- **GOAL**:
Copy out all the lines where "this" shows up.

Part of a data file

+---+

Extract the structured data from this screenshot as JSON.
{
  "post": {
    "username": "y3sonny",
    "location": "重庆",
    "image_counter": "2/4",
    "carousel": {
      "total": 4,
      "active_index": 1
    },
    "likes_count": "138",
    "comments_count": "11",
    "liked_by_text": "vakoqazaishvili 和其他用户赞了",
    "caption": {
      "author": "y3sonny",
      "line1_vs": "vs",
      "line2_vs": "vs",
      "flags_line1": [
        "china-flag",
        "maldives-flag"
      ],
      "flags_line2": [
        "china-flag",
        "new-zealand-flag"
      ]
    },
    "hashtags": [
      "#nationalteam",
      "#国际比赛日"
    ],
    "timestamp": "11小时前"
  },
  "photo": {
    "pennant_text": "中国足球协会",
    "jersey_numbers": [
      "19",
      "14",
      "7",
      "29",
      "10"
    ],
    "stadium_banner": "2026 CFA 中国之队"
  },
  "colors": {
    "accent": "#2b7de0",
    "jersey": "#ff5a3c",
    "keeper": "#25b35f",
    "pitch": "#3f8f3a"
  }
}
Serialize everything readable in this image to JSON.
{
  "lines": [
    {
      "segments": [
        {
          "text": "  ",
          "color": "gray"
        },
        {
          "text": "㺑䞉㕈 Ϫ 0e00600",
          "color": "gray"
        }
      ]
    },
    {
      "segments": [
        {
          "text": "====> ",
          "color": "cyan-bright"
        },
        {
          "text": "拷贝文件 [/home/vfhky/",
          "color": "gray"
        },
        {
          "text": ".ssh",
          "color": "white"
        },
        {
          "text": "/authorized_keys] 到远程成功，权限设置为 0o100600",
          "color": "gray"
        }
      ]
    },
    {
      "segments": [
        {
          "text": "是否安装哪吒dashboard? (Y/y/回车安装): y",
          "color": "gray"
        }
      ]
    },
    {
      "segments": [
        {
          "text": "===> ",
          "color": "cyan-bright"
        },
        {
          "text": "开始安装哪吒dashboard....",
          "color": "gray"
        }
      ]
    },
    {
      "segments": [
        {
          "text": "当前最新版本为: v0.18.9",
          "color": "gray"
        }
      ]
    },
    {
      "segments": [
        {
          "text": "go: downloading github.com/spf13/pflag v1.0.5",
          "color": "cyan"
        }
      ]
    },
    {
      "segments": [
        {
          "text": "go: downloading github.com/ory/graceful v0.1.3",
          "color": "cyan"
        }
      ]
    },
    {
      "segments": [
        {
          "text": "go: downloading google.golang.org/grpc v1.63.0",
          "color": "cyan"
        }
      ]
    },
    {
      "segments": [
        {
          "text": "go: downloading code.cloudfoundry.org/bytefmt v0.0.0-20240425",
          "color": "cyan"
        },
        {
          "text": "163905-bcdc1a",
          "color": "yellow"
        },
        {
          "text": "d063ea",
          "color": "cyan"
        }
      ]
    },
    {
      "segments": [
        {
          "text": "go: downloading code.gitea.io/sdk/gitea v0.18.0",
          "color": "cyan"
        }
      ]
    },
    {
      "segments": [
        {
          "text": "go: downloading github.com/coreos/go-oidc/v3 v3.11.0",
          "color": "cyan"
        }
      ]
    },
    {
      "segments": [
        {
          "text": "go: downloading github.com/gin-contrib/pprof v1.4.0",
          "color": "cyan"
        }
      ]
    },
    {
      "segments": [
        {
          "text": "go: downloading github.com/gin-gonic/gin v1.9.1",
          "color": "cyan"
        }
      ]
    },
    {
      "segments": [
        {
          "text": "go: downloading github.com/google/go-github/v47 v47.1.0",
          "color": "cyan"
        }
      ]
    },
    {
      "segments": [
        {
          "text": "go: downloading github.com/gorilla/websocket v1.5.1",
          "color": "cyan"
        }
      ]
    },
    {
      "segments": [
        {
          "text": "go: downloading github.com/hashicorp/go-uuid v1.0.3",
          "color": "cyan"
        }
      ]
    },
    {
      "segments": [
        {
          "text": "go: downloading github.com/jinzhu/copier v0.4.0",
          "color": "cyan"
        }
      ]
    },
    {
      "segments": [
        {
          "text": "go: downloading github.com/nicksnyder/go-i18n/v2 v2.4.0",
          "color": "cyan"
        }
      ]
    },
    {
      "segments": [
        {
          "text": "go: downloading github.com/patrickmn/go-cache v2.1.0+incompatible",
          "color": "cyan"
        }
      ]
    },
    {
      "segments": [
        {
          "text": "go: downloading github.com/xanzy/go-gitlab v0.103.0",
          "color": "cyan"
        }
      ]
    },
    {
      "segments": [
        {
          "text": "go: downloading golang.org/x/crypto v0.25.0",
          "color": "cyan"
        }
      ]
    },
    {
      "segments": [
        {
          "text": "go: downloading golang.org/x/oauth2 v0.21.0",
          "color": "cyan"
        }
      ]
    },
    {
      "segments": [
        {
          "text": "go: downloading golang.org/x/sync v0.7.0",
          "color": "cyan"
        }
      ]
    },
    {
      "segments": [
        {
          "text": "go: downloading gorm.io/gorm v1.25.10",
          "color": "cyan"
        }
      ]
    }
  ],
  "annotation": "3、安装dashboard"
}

+---+

- **EXPECTED ANSWER**:
Extract the structured data from this screenshot as JSON.
Serialize everything readable in this image to JSON.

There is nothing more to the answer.